--- Problem to work on ---
Which lines below hold the word "JSON"? Report each one.

--- Input material ---
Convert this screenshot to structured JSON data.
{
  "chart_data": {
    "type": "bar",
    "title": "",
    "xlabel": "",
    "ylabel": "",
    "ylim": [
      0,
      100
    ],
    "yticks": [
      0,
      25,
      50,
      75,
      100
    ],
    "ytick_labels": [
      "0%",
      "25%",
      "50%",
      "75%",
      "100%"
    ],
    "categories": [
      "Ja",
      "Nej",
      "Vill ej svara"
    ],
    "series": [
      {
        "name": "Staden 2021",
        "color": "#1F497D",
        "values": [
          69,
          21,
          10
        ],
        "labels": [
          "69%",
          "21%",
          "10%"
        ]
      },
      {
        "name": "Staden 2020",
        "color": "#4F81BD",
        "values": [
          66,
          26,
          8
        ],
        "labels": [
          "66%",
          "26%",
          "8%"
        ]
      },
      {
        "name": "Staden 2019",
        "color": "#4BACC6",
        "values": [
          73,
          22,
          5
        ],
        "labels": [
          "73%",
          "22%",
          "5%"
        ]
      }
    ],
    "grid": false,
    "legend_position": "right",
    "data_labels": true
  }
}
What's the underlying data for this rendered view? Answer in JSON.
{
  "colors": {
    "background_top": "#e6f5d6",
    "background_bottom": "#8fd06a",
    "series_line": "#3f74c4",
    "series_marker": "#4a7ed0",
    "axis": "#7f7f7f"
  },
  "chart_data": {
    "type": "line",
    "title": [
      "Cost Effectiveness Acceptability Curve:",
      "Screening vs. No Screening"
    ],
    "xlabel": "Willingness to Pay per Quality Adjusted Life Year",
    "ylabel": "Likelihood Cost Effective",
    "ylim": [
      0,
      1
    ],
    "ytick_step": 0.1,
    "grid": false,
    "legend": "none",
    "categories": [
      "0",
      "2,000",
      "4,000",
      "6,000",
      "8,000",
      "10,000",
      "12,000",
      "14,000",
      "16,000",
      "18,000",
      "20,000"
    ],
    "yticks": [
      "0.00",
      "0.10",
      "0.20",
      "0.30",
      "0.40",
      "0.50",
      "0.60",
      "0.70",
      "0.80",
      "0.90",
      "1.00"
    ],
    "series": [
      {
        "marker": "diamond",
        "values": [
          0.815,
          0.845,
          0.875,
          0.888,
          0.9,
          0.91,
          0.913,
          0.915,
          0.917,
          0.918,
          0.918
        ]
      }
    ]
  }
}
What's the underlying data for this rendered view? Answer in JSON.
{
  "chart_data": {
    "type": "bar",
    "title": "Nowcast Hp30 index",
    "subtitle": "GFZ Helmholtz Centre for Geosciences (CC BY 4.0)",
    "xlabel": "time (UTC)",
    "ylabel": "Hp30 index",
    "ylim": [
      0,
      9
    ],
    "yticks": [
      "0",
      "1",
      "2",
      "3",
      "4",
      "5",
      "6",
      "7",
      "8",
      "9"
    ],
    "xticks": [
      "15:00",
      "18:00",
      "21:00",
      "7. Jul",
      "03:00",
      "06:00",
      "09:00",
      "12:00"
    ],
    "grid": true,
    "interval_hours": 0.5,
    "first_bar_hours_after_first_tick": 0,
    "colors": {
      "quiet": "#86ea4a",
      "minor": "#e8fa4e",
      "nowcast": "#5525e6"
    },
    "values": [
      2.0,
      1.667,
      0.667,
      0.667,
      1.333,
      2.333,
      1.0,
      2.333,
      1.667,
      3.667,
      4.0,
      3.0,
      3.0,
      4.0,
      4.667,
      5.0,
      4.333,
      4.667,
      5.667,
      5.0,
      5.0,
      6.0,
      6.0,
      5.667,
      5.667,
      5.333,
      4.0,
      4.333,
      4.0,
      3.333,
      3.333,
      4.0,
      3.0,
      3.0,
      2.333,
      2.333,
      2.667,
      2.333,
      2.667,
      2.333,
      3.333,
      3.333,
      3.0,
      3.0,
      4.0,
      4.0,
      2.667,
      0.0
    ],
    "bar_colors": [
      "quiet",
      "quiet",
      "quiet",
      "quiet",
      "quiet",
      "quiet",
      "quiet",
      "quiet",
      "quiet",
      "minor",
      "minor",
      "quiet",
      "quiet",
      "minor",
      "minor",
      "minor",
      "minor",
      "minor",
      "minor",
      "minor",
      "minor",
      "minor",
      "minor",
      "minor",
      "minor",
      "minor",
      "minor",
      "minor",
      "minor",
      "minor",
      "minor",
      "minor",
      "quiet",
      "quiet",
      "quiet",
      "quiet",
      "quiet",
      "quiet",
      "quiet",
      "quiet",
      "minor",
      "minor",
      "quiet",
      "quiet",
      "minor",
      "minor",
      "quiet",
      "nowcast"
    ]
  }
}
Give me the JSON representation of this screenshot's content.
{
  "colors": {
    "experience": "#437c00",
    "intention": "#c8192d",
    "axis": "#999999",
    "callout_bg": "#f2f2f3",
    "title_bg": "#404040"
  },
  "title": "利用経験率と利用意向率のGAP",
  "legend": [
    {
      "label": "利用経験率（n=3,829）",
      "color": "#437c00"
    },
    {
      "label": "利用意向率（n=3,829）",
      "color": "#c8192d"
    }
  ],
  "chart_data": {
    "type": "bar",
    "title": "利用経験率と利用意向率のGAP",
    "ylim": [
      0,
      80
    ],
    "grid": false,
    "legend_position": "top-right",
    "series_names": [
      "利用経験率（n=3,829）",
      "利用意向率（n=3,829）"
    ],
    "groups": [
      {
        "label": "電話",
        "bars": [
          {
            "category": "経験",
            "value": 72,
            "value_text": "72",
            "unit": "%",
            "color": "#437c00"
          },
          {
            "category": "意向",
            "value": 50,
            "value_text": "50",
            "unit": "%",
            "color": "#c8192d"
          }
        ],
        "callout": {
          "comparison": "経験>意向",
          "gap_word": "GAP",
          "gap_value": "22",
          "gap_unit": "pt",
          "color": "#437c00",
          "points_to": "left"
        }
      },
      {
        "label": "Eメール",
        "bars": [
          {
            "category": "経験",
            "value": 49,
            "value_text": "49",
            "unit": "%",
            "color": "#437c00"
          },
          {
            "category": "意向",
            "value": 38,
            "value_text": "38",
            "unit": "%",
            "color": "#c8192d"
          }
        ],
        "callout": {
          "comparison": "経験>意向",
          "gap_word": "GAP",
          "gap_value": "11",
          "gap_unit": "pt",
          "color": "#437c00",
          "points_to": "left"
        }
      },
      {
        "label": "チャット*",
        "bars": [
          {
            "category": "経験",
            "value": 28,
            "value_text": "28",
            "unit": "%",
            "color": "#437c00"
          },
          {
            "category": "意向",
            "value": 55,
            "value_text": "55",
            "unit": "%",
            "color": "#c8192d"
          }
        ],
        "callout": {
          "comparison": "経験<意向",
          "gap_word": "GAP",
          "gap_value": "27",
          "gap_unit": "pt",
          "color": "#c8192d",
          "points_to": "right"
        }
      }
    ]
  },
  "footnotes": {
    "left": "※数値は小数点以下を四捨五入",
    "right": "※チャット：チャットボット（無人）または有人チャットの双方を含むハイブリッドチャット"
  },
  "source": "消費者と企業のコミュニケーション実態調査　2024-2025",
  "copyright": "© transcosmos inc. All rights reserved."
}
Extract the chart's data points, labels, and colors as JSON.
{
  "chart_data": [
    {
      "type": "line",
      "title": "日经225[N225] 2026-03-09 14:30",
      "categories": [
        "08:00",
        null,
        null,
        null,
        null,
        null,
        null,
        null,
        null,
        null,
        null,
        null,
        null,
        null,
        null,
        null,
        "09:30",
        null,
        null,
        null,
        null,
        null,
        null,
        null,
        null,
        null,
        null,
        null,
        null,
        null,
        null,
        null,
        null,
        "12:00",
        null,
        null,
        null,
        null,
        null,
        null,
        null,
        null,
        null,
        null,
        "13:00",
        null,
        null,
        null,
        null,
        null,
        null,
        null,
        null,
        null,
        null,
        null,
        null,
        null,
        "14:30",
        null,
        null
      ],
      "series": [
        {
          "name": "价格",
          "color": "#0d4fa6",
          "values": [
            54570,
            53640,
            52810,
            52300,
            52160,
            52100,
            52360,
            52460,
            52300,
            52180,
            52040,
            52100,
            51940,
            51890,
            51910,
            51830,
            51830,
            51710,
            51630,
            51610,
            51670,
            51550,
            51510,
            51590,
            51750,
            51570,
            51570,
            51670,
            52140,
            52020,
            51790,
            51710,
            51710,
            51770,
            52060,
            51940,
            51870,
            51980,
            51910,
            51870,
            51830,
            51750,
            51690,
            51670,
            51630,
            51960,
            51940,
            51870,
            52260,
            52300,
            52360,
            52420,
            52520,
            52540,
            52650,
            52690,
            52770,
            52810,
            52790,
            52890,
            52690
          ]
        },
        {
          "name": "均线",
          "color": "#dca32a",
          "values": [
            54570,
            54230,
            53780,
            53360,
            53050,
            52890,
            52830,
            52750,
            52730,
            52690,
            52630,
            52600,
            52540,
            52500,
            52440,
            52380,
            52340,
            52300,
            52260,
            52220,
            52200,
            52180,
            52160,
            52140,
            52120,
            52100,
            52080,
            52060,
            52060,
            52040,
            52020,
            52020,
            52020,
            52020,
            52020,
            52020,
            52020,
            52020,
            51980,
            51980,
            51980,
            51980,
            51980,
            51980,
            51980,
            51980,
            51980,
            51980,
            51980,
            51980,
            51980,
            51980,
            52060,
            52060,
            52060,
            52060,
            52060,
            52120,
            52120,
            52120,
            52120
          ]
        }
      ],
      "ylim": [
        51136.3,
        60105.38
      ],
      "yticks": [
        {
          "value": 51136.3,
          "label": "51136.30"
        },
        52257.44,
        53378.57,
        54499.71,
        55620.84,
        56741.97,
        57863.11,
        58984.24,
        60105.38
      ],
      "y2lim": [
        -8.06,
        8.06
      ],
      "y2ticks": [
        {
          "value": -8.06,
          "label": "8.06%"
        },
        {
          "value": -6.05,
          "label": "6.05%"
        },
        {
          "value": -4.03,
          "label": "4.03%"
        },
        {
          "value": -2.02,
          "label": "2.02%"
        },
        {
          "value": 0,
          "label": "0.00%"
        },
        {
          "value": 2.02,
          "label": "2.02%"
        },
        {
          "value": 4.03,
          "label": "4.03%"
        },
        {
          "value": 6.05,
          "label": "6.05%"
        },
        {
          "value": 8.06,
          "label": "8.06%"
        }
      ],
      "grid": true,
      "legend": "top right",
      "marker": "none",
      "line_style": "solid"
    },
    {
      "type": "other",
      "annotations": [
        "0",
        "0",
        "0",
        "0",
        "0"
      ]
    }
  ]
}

--- Completed task ---
Convert this screenshot to structured JSON data.
What's the underlying data for this rendered view? Answer in JSON.
What's the underlying data for this rendered view? Answer in JSON.
Give me the JSON representation of this screenshot's content.
Extract the chart's data points, labels, and colors as JSON.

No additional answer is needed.